### TASK PROMPT
Repeat every record below exactly as it appears.

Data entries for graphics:
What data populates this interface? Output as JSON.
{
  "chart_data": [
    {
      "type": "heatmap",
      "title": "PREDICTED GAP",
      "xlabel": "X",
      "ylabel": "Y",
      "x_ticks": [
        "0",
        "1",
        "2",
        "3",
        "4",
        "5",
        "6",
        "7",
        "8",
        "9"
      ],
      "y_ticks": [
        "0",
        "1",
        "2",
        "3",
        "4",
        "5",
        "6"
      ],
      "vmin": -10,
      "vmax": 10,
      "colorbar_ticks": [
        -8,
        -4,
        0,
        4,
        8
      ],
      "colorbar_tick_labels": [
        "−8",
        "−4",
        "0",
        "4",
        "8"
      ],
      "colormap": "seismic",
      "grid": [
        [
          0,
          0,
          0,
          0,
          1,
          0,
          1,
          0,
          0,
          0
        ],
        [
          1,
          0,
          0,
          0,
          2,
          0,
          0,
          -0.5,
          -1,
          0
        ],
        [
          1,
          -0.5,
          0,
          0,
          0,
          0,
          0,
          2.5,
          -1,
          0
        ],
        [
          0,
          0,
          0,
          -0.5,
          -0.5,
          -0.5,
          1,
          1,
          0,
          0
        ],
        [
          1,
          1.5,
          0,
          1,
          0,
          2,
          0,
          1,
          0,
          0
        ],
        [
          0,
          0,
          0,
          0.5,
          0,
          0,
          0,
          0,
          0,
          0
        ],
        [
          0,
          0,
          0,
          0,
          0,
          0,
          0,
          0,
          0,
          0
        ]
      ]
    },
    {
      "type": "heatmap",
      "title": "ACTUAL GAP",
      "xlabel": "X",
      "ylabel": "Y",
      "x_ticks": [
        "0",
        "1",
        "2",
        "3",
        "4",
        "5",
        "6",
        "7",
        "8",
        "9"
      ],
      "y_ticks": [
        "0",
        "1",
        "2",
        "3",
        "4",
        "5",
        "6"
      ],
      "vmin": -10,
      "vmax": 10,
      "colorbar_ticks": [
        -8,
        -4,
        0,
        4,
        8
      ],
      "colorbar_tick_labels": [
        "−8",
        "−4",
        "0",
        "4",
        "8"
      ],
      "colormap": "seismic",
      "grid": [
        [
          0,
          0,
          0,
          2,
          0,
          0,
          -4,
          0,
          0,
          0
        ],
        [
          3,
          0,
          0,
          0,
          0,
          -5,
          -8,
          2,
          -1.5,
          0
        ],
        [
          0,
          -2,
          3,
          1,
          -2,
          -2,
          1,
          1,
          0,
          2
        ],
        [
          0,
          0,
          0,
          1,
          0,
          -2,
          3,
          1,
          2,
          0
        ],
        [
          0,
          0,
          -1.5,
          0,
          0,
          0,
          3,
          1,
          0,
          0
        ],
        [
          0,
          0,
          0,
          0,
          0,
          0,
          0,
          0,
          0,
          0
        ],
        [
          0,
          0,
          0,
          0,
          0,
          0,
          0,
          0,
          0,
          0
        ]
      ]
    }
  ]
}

### ANSWER FOR THIS EXERCISE
What data populates this interface? Output as JSON.
{
  "chart_data": [
    {
      "type": "heatmap",
      "title": "PREDICTED GAP",
      "xlabel": "X",
      "ylabel": "Y",
      "x_ticks": [
        "0",
        "1",
        "2",
        "3",
        "4",
        "5",
        "6",
        "7",
        "8",
        "9"
      ],
      "y_ticks": [
        "0",
        "1",
        "2",
        "3",
        "4",
        "5",
        "6"
      ],
      "vmin": -10,
      "vmax": 10,
      "colorbar_ticks": [
        -8,
        -4,
        0,
        4,
        8
      ],
      "colorbar_tick_labels": [
        "−8",
        "−4",
        "0",
        "4",
        "8"
      ],
      "colormap": "seismic",
      "grid": [
        [
          0,
          0,
          0,
          0,
          1,
          0,
          1,
          0,
          0,
          0
        ],
        [
          1,
          0,
          0,
          0,
          2,
          0,
          0,
          -0.5,
          -1,
          0
        ],
        [
          1,
          -0.5,
          0,
          0,
          0,
          0,
          0,
          2.5,
          -1,
          0
        ],
        [
          0,
          0,
          0,
          -0.5,
          -0.5,
          -0.5,
          1,
          1,
          0,
          0
        ],
        [
          1,
          1.5,
          0,
          1,
          0,
          2,
          0,
          1,
          0,
          0
        ],
        [
          0,
          0,
          0,
          0.5,
          0,
          0,
          0,
          0,
          0,
          0
        ],
        [
          0,
          0,
          0,
          0,
          0,
          0,
          0,
          0,
          0,
          0
        ]
      ]
    },
    {
      "type": "heatmap",
      "title": "ACTUAL GAP",
      "xlabel": "X",
      "ylabel": "Y",
      "x_ticks": [
        "0",
        "1",
        "2",
        "3",
        "4",
        "5",
        "6",
        "7",
        "8",
        "9"
      ],
      "y_ticks": [
        "0",
        "1",
        "2",
        "3",
        "4",
        "5",
        "6"
      ],
      "vmin": -10,
      "vmax": 10,
      "colorbar_ticks": [
        -8,
        -4,
        0,
        4,
        8
      ],
      "colorbar_tick_labels": [
        "−8",
        "−4",
        "0",
        "4",
        "8"
      ],
      "colormap": "seismic",
      "grid": [
        [
          0,
          0,
          0,
          2,
          0,
          0,
          -4,
          0,
          0,
          0
        ],
        [
          3,
          0,
          0,
          0,
          0,
          -5,
          -8,
          2,
          -1.5,
          0
        ],
        [
          0,
          -2,
          3,
          1,
          -2,
          -2,
          1,
          1,
          0,
          2
        ],
        [
          0,
          0,
          0,
          1,
          0,
          -2,
          3,
          1,
          2,
          0
        ],
        [
          0,
          0,
          -1.5,
          0,
          0,
          0,
          3,
          1,
          0,
          0
        ],
        [
          0,
          0,
          0,
          0,
          0,
          0,
          0,
          0,
          0,
          0
        ],
        [
          0,
          0,
          0,
          0,
          0,
          0,
          0,
          0,
          0,
          0
        ]
      ]
    }
  ]
}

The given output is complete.